== Records provided ==

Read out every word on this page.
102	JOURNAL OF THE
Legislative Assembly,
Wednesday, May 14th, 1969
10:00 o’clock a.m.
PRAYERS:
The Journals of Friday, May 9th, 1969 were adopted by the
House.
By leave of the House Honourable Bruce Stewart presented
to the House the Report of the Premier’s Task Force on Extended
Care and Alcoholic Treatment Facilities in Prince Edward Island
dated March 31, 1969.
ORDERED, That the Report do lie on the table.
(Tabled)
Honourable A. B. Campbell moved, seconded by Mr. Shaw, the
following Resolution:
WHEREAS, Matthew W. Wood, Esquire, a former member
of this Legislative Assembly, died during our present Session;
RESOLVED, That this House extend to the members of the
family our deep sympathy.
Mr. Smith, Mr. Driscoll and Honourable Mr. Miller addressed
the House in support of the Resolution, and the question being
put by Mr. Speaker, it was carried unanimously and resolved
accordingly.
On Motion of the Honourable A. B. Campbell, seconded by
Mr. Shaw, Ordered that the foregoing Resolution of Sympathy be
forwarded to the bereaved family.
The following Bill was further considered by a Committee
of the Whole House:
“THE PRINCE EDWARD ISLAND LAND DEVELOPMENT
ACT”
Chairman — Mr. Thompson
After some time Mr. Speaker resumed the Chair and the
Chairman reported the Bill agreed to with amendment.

===

▶ Request
Find every line in the records above that contains the word "this", and copy each one.

▶ Answer to the exercise
Read out every word on this page.
of this Legislative Assembly, died during our present Session;
RESOLVED, That this House extend to the members of the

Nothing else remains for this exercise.